# WRITTEN EXERCISE:
Go through each line of the records below and count those with the word "grasslands". Give only the count.

# SUPPLIED INFORMATION:
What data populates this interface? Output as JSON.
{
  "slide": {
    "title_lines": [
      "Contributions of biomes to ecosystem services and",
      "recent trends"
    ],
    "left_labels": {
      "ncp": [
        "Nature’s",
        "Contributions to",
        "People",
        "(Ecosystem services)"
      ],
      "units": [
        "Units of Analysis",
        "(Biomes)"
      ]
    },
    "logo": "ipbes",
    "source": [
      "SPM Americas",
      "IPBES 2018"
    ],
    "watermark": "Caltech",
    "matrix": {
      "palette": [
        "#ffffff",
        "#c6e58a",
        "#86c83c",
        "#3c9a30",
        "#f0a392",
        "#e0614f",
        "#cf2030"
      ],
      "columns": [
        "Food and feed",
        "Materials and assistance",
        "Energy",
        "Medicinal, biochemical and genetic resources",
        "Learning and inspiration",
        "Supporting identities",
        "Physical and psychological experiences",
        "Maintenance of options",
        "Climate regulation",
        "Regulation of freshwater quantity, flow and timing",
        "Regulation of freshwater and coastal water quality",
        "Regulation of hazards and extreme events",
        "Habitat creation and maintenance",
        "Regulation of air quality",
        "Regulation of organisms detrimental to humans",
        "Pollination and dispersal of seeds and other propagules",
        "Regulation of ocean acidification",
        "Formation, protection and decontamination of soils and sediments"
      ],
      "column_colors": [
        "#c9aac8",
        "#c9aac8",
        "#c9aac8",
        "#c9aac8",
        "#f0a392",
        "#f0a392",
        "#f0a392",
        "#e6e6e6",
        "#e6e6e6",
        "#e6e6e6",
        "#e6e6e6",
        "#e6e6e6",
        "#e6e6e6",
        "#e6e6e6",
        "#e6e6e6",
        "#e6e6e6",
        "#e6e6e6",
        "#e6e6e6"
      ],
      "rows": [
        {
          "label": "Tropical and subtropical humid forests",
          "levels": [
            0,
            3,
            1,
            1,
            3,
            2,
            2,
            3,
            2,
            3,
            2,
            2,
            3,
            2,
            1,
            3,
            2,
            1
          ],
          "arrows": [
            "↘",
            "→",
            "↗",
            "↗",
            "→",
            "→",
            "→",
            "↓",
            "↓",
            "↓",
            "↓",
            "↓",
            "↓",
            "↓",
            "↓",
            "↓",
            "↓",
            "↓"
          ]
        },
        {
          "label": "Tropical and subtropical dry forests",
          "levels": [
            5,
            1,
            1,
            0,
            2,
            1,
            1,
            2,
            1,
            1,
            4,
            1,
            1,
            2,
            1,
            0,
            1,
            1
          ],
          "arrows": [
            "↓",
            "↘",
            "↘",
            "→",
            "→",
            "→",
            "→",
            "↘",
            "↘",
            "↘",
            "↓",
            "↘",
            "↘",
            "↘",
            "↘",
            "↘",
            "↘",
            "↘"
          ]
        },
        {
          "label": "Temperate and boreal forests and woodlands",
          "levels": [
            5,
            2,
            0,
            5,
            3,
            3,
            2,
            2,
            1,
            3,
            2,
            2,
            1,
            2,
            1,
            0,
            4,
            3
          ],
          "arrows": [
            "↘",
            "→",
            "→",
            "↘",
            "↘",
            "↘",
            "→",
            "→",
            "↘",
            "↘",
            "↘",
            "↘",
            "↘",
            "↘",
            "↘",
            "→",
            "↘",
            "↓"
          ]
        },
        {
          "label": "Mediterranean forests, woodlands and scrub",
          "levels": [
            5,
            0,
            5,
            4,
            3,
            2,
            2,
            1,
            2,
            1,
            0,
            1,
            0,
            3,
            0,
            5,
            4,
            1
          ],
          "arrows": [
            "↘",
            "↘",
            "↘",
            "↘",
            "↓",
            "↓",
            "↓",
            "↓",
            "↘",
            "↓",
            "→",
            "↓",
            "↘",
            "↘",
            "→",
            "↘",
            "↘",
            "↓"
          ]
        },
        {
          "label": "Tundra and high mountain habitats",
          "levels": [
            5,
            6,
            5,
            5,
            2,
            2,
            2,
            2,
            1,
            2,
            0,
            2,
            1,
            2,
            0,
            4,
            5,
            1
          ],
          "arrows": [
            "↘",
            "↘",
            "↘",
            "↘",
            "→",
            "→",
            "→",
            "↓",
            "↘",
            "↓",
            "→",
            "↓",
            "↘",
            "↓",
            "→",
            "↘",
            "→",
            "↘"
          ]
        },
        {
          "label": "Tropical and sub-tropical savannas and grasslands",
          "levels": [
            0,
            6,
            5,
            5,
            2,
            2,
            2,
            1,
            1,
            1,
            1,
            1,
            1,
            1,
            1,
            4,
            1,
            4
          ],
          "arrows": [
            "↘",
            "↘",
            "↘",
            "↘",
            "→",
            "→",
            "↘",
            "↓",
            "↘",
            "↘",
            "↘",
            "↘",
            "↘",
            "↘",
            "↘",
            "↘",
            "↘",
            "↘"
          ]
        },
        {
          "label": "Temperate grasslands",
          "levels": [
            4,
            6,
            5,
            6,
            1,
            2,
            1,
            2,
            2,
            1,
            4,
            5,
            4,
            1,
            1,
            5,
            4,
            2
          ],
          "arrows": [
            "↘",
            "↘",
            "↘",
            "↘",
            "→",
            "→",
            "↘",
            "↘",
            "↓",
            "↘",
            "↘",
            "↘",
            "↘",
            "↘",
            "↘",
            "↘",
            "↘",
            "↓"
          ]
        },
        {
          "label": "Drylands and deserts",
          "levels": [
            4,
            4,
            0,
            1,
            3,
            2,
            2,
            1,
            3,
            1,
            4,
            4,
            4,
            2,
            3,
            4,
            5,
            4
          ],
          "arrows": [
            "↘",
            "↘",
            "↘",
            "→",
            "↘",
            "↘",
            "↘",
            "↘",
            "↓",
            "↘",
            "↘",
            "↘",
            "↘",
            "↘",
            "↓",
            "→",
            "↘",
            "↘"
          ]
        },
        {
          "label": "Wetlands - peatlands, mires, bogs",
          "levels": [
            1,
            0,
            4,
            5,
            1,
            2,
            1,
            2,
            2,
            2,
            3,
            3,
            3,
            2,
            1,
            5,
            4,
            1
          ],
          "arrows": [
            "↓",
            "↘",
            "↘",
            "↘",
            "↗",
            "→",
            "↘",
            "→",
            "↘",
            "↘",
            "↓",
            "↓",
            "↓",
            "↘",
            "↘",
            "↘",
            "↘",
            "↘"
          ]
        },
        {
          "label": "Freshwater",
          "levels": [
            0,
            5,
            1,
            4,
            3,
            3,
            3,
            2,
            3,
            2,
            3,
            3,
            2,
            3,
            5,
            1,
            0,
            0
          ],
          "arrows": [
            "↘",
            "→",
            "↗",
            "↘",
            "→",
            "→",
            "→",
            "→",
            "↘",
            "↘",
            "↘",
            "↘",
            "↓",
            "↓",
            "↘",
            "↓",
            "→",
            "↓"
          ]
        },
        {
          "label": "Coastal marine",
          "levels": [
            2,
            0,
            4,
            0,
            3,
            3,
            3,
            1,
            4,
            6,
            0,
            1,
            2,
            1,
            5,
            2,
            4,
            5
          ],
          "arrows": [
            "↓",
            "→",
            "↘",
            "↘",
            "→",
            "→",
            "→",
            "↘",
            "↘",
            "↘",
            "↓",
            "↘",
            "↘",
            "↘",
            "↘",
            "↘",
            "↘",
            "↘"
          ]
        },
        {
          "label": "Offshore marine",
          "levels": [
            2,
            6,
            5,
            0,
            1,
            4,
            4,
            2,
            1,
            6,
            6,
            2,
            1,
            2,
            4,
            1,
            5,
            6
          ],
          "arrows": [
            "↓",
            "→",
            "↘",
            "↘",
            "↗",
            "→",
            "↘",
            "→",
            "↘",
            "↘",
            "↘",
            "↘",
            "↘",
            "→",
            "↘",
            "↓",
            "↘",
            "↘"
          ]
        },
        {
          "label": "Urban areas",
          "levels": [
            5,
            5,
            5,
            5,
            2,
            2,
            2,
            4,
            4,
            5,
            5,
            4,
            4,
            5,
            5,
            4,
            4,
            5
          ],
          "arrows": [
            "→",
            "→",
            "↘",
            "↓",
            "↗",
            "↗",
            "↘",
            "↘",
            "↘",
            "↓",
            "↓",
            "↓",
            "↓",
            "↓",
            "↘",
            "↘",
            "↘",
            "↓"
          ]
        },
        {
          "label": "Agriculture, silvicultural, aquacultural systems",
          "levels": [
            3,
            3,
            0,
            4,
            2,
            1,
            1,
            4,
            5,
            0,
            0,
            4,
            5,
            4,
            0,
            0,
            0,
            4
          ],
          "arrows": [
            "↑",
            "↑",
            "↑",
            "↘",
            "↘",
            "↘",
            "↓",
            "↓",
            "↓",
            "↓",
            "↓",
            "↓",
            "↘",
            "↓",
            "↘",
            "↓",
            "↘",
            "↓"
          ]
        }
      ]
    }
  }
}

# EXERCISE RESPONSE:
2